* Begin SUPPLIED RECORDS *

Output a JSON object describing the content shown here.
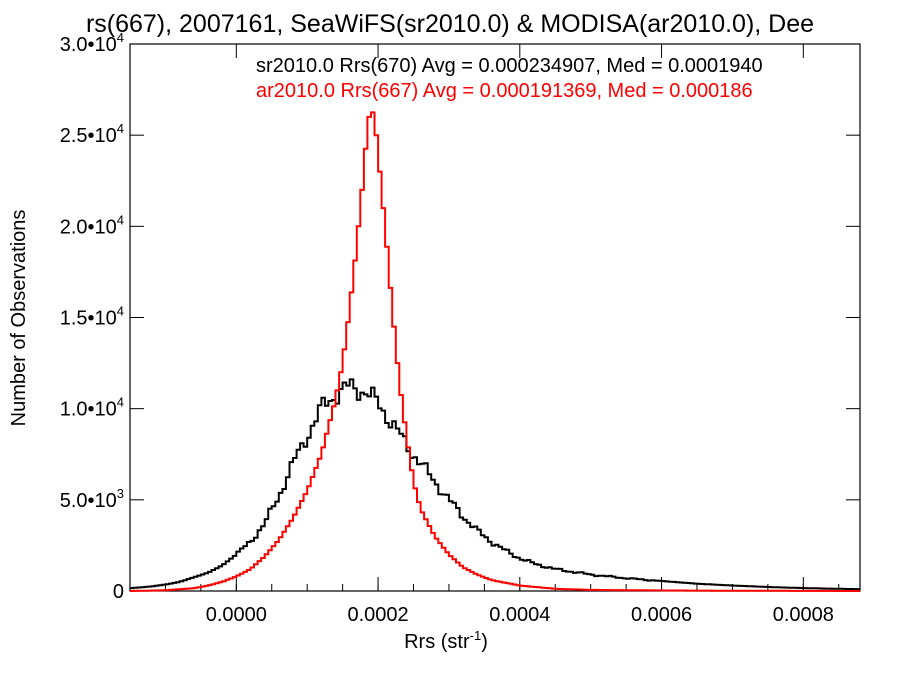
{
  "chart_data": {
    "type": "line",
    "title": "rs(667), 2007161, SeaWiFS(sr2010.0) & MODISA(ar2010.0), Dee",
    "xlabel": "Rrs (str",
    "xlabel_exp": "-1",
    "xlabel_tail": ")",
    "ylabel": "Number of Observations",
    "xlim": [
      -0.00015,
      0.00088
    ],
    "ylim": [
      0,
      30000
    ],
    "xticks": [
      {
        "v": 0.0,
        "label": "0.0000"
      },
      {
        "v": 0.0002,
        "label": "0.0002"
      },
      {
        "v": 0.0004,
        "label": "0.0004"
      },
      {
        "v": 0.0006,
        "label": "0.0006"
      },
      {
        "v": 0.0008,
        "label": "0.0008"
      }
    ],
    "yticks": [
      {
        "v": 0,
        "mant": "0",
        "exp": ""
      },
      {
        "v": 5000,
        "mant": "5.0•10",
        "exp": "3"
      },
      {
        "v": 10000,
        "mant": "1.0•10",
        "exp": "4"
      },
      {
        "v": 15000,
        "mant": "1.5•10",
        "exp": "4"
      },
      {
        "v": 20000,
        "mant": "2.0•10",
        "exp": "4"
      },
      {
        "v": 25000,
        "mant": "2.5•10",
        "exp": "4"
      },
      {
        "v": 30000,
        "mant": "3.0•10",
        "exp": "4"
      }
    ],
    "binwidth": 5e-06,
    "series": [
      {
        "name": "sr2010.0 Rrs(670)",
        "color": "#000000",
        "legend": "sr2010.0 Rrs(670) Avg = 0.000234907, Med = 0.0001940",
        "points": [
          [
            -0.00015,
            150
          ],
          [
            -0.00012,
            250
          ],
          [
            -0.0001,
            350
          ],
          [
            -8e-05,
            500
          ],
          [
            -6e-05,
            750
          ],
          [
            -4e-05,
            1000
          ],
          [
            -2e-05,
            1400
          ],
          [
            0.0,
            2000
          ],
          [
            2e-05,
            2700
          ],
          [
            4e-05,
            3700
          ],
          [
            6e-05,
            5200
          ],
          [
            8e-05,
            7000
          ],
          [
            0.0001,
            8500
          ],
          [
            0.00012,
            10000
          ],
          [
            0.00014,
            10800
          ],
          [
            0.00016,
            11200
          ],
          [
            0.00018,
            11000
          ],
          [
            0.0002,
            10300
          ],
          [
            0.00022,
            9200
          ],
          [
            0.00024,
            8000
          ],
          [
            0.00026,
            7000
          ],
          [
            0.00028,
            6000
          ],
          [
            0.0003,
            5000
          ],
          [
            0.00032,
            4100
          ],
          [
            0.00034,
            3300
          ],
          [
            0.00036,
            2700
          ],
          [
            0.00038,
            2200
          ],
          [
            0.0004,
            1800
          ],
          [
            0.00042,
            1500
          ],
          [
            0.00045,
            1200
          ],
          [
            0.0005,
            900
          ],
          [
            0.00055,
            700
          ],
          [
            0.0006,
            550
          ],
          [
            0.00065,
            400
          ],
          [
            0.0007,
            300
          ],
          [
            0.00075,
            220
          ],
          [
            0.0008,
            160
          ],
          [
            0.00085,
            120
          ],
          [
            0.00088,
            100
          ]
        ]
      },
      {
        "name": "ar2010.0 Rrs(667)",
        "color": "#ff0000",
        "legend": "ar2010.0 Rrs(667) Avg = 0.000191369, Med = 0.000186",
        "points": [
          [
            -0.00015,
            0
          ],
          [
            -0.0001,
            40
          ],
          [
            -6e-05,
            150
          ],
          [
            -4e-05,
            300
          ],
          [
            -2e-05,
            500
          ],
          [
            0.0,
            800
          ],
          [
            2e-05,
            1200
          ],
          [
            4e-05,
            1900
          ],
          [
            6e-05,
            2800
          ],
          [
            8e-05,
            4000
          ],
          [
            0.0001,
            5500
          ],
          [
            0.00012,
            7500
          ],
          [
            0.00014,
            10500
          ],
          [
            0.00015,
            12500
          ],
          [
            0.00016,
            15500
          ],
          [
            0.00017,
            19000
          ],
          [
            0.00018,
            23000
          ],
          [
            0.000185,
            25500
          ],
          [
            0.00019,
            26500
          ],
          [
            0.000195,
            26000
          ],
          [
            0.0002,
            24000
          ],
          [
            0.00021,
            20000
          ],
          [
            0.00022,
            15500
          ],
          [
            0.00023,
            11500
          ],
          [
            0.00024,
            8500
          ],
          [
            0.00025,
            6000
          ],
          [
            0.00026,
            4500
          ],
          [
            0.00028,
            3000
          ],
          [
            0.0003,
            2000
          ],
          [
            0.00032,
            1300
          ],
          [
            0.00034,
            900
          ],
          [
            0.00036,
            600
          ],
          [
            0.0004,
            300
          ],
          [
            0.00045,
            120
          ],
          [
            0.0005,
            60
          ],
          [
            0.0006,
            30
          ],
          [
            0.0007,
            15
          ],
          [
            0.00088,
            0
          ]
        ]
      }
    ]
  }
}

* End SUPPLIED RECORDS *

YOUR OBJECTIVE — How many of the lines above include the word "name"? Respond with the number alone.

SOLUTION — 2